▶ **Exercise instructions**
Give back every record below in full and exactly, but without a single image.

[Figure content listings]
-=-=-

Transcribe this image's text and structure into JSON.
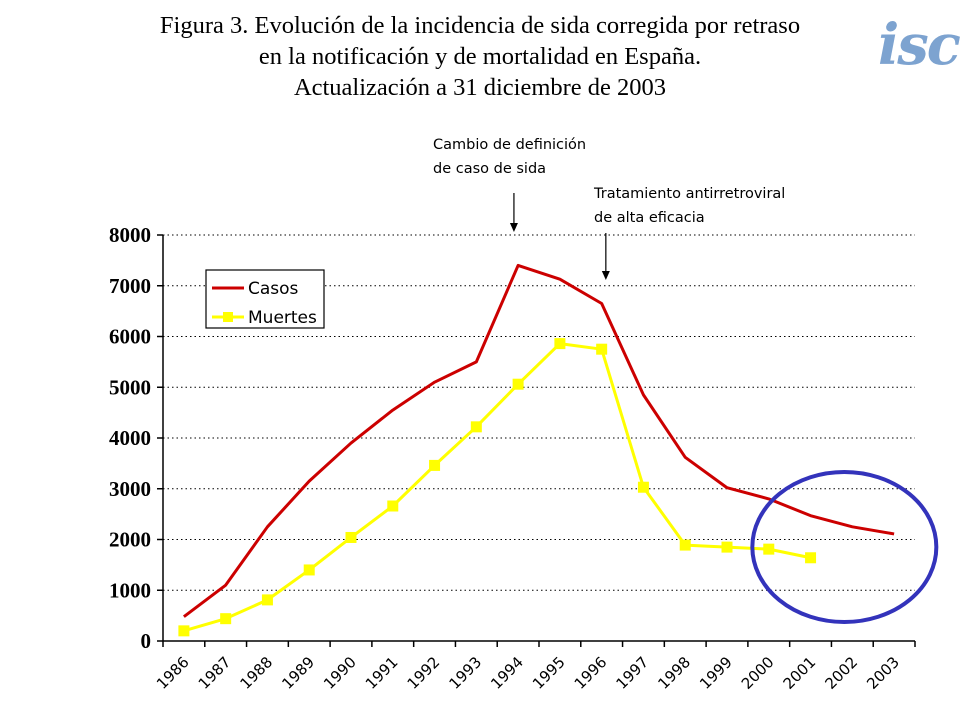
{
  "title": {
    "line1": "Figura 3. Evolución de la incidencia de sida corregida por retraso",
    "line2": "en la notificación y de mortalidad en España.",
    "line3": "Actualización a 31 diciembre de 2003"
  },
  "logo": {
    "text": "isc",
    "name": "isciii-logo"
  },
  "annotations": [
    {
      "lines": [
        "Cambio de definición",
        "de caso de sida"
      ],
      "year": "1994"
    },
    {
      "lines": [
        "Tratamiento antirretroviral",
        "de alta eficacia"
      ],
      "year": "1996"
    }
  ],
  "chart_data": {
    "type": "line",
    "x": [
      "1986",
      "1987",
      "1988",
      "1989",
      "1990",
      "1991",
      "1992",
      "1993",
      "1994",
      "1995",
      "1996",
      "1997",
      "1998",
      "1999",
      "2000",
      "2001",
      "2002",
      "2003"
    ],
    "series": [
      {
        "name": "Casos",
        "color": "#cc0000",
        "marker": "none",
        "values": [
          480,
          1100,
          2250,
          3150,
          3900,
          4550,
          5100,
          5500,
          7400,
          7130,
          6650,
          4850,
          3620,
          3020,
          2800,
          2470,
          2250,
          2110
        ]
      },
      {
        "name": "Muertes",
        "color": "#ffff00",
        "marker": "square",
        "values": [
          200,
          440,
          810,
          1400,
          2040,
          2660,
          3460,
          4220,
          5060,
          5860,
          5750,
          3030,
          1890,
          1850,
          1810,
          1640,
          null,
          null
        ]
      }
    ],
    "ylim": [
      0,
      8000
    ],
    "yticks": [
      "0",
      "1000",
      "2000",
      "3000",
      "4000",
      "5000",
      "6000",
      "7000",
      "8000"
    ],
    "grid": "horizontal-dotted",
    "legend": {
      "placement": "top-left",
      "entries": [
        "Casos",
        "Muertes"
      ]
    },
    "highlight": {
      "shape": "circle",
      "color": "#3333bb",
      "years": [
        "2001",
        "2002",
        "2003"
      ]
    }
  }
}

-=-=-

▶ **Problem solution**
Transcribe this image's text and structure into JSON.
{
  "title": {
    "line1": "Figura 3. Evolución de la incidencia de sida corregida por retraso",
    "line2": "en la notificación y de mortalidad en España.",
    "line3": "Actualización a 31 diciembre de 2003"
  },
  "logo": {
    "text": "isc",
    "name": "isciii-logo"
  },
  "annotations": [
    {
      "lines": [
        "Cambio de definición",
        "de caso de sida"
      ],
      "year": "1994"
    },
    {
      "lines": [
        "Tratamiento antirretroviral",
        "de alta eficacia"
      ],
      "year": "1996"
    }
  ],
  "chart_data": {
    "type": "line",
    "x": [
      "1986",
      "1987",
      "1988",
      "1989",
      "1990",
      "1991",
      "1992",
      "1993",
      "1994",
      "1995",
      "1996",
      "1997",
      "1998",
      "1999",
      "2000",
      "2001",
      "2002",
      "2003"
    ],
    "series": [
      {
        "name": "Casos",
        "color": "#cc0000",
        "marker": "none",
        "values": [
          480,
          1100,
          2250,
          3150,
          3900,
          4550,
          5100,
          5500,
          7400,
          7130,
          6650,
          4850,
          3620,
          3020,
          2800,
          2470,
          2250,
          2110
        ]
      },
      {
        "name": "Muertes",
        "color": "#ffff00",
        "marker": "square",
        "values": [
          200,
          440,
          810,
          1400,
          2040,
          2660,
          3460,
          4220,
          5060,
          5860,
          5750,
          3030,
          1890,
          1850,
          1810,
          1640,
          null,
          null
        ]
      }
    ],
    "ylim": [
      0,
      8000
    ],
    "yticks": [
      "0",
      "1000",
      "2000",
      "3000",
      "4000",
      "5000",
      "6000",
      "7000",
      "8000"
    ],
    "grid": "horizontal-dotted",
    "legend": {
      "placement": "top-left",
      "entries": [
        "Casos",
        "Muertes"
      ]
    },
    "highlight": {
      "shape": "circle",
      "color": "#3333bb",
      "years": [
        "2001",
        "2002",
        "2003"
      ]
    }
  }
}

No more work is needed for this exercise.